— start Entries —

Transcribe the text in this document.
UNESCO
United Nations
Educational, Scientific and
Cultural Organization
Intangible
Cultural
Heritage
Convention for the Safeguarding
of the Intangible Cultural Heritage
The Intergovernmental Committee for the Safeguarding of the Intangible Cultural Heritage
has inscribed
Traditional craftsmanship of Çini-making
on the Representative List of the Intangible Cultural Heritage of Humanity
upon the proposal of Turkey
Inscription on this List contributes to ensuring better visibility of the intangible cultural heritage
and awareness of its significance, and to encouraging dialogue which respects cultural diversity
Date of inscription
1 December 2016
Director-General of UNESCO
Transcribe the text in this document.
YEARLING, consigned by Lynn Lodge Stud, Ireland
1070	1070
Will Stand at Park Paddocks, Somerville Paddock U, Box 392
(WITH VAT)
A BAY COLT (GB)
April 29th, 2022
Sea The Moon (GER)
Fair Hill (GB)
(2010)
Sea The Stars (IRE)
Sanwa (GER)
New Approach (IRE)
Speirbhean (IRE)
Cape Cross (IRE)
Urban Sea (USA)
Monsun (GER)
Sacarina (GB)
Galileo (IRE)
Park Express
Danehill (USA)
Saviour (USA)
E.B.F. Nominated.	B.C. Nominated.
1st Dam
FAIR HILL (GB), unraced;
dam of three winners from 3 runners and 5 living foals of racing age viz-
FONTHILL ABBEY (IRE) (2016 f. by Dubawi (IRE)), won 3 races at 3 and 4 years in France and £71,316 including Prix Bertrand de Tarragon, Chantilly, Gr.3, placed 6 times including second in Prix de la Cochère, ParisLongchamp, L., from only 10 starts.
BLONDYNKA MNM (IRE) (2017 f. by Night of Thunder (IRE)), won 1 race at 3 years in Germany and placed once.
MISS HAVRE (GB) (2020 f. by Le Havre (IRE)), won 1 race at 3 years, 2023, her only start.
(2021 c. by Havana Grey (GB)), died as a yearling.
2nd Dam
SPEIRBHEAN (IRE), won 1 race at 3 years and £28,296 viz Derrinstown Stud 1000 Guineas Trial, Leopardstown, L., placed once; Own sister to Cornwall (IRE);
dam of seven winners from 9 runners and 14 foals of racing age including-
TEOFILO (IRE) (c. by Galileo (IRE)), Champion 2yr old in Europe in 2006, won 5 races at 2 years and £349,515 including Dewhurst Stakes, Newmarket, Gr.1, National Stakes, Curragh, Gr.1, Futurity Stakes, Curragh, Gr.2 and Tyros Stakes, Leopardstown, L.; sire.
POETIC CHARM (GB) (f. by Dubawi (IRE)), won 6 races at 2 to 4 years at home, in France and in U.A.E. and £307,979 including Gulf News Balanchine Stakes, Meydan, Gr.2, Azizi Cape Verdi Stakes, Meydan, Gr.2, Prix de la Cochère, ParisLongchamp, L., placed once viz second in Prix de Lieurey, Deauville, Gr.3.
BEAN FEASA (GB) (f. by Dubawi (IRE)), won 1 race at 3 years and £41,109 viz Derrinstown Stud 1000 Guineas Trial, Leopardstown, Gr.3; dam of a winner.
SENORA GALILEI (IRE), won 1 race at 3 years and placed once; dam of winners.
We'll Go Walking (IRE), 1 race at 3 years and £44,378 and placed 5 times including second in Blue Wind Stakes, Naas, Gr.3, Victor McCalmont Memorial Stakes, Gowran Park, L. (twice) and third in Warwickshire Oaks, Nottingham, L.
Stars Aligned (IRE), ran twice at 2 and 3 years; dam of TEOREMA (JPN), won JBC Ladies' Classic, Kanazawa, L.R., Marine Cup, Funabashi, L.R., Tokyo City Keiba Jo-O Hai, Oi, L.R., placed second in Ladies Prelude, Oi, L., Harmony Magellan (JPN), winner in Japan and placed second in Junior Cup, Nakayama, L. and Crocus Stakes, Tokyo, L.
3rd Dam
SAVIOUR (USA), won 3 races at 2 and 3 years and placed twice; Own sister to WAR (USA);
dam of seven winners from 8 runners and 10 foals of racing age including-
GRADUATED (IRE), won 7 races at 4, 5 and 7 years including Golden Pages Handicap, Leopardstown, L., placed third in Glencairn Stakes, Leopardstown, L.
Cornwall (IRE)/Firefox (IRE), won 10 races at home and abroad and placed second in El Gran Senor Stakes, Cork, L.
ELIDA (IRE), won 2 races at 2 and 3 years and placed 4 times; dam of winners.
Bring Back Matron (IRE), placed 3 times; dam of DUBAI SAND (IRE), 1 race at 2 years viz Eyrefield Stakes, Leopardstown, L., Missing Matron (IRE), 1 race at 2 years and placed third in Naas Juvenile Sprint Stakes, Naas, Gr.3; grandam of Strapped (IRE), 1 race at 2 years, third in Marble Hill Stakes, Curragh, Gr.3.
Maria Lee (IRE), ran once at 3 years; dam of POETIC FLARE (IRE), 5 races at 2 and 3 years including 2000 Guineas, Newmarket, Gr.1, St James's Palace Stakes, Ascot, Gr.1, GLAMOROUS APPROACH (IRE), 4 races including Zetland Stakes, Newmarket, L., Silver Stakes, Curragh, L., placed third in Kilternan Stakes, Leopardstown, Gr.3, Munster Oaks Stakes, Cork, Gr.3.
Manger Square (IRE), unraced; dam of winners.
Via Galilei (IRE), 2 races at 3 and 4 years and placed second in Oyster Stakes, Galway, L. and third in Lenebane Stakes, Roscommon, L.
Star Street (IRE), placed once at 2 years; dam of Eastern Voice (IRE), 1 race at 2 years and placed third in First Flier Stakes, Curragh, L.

— end Entries —

-- Task brief --
Say how many lines above hold the word "Cape", giving only the count.

-- Result for this task --
2